> Exercise
Go through the listing and copy each line with the string "LANE".

Start of Records shown

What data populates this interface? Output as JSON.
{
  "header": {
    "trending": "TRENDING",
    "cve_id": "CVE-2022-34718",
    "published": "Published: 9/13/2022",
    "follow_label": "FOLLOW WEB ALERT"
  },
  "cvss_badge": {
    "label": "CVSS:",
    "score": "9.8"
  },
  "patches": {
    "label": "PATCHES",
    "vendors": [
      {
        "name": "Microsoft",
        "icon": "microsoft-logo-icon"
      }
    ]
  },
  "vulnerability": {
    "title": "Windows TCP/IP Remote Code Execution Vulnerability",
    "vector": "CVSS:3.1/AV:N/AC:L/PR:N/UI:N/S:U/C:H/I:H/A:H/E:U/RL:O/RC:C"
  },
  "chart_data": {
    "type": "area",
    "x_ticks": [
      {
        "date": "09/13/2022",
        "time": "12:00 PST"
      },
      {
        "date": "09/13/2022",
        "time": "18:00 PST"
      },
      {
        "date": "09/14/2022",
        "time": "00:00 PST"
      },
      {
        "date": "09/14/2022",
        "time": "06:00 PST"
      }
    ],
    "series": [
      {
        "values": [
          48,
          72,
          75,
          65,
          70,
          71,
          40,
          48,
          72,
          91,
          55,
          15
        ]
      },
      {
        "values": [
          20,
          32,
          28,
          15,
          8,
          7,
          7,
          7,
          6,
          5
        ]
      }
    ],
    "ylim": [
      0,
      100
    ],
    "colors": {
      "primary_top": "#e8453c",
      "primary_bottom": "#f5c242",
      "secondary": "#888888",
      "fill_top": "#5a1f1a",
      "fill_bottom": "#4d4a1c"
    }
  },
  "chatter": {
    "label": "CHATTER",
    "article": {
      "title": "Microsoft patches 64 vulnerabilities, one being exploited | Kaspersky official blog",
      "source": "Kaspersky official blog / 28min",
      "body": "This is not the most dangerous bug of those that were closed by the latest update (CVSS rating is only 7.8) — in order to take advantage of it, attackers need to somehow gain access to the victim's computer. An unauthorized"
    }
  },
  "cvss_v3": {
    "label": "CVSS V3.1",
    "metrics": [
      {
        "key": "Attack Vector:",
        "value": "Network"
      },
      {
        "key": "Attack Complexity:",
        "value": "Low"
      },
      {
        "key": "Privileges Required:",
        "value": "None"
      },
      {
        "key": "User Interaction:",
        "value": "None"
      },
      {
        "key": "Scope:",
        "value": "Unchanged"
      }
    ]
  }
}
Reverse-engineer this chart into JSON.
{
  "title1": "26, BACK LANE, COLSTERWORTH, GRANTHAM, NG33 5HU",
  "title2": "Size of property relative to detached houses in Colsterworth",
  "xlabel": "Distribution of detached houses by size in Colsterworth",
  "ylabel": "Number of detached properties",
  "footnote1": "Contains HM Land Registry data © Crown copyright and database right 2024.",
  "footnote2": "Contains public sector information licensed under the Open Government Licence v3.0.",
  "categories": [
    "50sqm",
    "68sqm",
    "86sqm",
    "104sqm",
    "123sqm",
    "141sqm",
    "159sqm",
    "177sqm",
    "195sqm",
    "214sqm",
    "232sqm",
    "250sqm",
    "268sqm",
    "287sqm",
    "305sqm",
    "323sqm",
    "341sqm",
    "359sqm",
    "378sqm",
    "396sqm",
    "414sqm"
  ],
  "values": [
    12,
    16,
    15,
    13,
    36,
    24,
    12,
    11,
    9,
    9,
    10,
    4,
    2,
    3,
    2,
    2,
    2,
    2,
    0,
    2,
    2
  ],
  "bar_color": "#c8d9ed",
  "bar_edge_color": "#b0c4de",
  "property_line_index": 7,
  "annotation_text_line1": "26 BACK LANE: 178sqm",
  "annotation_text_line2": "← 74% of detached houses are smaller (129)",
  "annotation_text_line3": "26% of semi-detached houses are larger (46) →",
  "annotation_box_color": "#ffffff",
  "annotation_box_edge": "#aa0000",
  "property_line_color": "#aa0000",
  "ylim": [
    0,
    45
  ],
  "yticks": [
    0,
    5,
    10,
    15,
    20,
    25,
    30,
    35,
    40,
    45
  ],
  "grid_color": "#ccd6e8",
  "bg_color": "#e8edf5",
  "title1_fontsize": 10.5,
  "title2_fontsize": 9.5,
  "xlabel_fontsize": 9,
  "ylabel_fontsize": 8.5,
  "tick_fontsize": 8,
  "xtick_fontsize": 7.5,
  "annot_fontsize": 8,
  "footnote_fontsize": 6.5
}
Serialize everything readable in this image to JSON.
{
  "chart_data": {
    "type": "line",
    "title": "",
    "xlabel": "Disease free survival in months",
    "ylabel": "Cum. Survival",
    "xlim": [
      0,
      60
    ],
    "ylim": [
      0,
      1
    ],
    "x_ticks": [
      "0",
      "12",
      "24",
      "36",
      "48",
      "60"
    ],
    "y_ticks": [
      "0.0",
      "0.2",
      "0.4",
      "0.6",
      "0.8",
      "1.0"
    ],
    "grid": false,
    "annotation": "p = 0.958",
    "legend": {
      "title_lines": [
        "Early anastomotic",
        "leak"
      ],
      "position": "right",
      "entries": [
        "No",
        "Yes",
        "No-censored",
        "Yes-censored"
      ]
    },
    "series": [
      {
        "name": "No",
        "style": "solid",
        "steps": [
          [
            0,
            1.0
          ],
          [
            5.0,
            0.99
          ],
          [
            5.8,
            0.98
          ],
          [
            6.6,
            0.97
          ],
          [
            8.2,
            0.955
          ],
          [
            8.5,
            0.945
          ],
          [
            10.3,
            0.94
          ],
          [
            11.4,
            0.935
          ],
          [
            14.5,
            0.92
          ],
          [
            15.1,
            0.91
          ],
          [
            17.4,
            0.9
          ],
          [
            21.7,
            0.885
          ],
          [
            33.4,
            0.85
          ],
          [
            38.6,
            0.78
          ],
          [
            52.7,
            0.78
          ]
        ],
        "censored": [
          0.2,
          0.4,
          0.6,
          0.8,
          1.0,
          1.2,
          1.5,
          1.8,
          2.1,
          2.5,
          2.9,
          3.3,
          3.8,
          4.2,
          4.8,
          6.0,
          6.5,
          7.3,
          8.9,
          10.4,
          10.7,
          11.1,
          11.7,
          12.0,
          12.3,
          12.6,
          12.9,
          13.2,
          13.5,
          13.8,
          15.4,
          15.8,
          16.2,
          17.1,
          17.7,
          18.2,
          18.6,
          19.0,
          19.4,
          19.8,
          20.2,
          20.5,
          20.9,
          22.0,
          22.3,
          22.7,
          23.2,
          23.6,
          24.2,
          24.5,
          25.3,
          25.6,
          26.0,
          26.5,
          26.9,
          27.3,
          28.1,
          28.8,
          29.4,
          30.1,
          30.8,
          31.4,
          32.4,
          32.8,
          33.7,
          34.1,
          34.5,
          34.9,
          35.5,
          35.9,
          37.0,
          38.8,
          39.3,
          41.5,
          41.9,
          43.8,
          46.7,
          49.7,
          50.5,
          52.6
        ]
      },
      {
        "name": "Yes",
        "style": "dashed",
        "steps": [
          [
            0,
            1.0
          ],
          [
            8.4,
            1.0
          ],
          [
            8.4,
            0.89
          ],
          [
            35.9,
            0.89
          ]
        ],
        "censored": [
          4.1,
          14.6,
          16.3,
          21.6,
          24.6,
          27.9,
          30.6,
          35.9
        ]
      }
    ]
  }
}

End of Records shown

> Problem solution
  "title1": "26, BACK LANE, COLSTERWORTH, GRANTHAM, NG33 5HU",
  "annotation_text_line1": "26 BACK LANE: 178sqm",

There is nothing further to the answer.